*WORK TO BE COMPLETED:* All of the lines below are to be printed again exactly; images are excluded from the output.

================

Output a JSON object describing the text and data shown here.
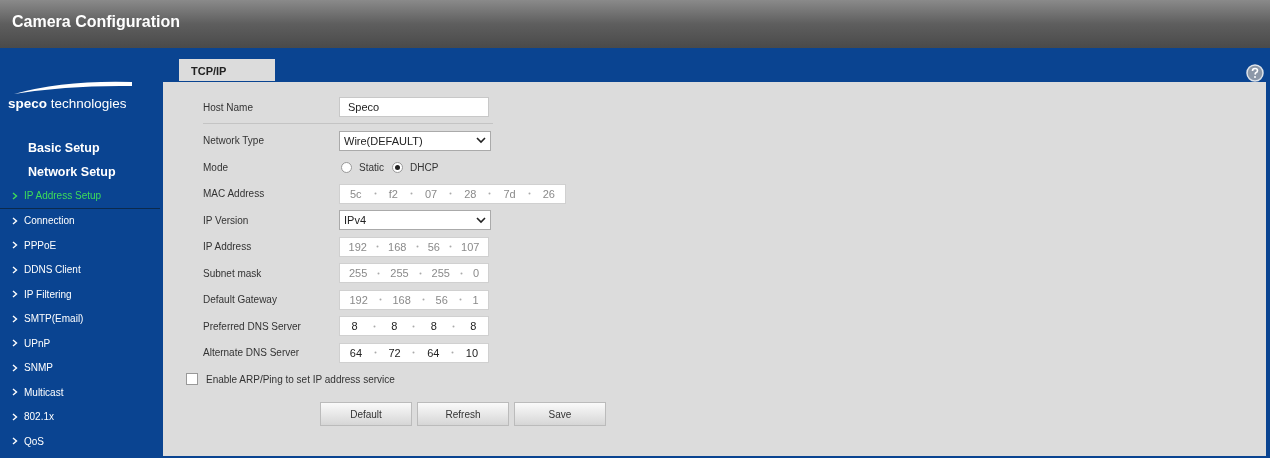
{
  "window": {
    "title": "Camera Configuration"
  },
  "logo": {
    "text": "**speco** technologies"
  },
  "sidebar": {
    "sections": [
      {
        "label": "Basic Setup"
      },
      {
        "label": "Network Setup",
        "items": [
          {
            "label": "IP Address Setup",
            "selected": true
          },
          {
            "label": "Connection",
            "selected": false
          },
          {
            "label": "PPPoE",
            "selected": false
          },
          {
            "label": "DDNS Client",
            "selected": false
          },
          {
            "label": "IP Filtering",
            "selected": false
          },
          {
            "label": "SMTP(Email)",
            "selected": false
          },
          {
            "label": "UPnP",
            "selected": false
          },
          {
            "label": "SNMP",
            "selected": false
          },
          {
            "label": "Multicast",
            "selected": false
          },
          {
            "label": "802.1x",
            "selected": false
          },
          {
            "label": "QoS",
            "selected": false
          }
        ]
      }
    ]
  },
  "tabs": [
    {
      "label": "TCP/IP",
      "selected": true
    }
  ],
  "form": {
    "fields": [
      {
        "kind": "text",
        "label": "Host Name",
        "value": "Speco"
      },
      {
        "kind": "select",
        "label": "Network Type",
        "value": "Wire(DEFAULT)"
      },
      {
        "kind": "radio",
        "label": "Mode",
        "options": [
          {
            "label": "Static",
            "selected": false
          },
          {
            "label": "DHCP",
            "selected": true
          }
        ]
      },
      {
        "kind": "mac",
        "label": "MAC Address",
        "parts": [
          "5c",
          "f2",
          "07",
          "28",
          "7d",
          "26"
        ],
        "disabled": true
      },
      {
        "kind": "select",
        "label": "IP Version",
        "value": "IPv4"
      },
      {
        "kind": "ip",
        "label": "IP Address",
        "parts": [
          "192",
          "168",
          "56",
          "107"
        ],
        "disabled": true
      },
      {
        "kind": "ip",
        "label": "Subnet mask",
        "parts": [
          "255",
          "255",
          "255",
          "0"
        ],
        "disabled": true
      },
      {
        "kind": "ip",
        "label": "Default Gateway",
        "parts": [
          "192",
          "168",
          "56",
          "1"
        ],
        "disabled": true
      },
      {
        "kind": "ip",
        "label": "Preferred DNS Server",
        "parts": [
          "8",
          "8",
          "8",
          "8"
        ],
        "disabled": false
      },
      {
        "kind": "ip",
        "label": "Alternate DNS Server",
        "parts": [
          "64",
          "72",
          "64",
          "10"
        ],
        "disabled": false
      }
    ],
    "checkbox": {
      "label": "Enable ARP/Ping to set IP address service",
      "checked": false
    },
    "buttons": [
      "Default",
      "Refresh",
      "Save"
    ]
  }
}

================

*FULL OUTPUT:*
Output a JSON object describing the text and data shown here.
{
  "window": {
    "title": "Camera Configuration"
  },
  "logo": {
    "text": "**speco** technologies"
  },
  "sidebar": {
    "sections": [
      {
        "label": "Basic Setup"
      },
      {
        "label": "Network Setup",
        "items": [
          {
            "label": "IP Address Setup",
            "selected": true
          },
          {
            "label": "Connection",
            "selected": false
          },
          {
            "label": "PPPoE",
            "selected": false
          },
          {
            "label": "DDNS Client",
            "selected": false
          },
          {
            "label": "IP Filtering",
            "selected": false
          },
          {
            "label": "SMTP(Email)",
            "selected": false
          },
          {
            "label": "UPnP",
            "selected": false
          },
          {
            "label": "SNMP",
            "selected": false
          },
          {
            "label": "Multicast",
            "selected": false
          },
          {
            "label": "802.1x",
            "selected": false
          },
          {
            "label": "QoS",
            "selected": false
          }
        ]
      }
    ]
  },
  "tabs": [
    {
      "label": "TCP/IP",
      "selected": true
    }
  ],
  "form": {
    "fields": [
      {
        "kind": "text",
        "label": "Host Name",
        "value": "Speco"
      },
      {
        "kind": "select",
        "label": "Network Type",
        "value": "Wire(DEFAULT)"
      },
      {
        "kind": "radio",
        "label": "Mode",
        "options": [
          {
            "label": "Static",
            "selected": false
          },
          {
            "label": "DHCP",
            "selected": true
          }
        ]
      },
      {
        "kind": "mac",
        "label": "MAC Address",
        "parts": [
          "5c",
          "f2",
          "07",
          "28",
          "7d",
          "26"
        ],
        "disabled": true
      },
      {
        "kind": "select",
        "label": "IP Version",
        "value": "IPv4"
      },
      {
        "kind": "ip",
        "label": "IP Address",
        "parts": [
          "192",
          "168",
          "56",
          "107"
        ],
        "disabled": true
      },
      {
        "kind": "ip",
        "label": "Subnet mask",
        "parts": [
          "255",
          "255",
          "255",
          "0"
        ],
        "disabled": true
      },
      {
        "kind": "ip",
        "label": "Default Gateway",
        "parts": [
          "192",
          "168",
          "56",
          "1"
        ],
        "disabled": true
      },
      {
        "kind": "ip",
        "label": "Preferred DNS Server",
        "parts": [
          "8",
          "8",
          "8",
          "8"
        ],
        "disabled": false
      },
      {
        "kind": "ip",
        "label": "Alternate DNS Server",
        "parts": [
          "64",
          "72",
          "64",
          "10"
        ],
        "disabled": false
      }
    ],
    "checkbox": {
      "label": "Enable ARP/Ping to set IP address service",
      "checked": false
    },
    "buttons": [
      "Default",
      "Refresh",
      "Save"
    ]
  }
}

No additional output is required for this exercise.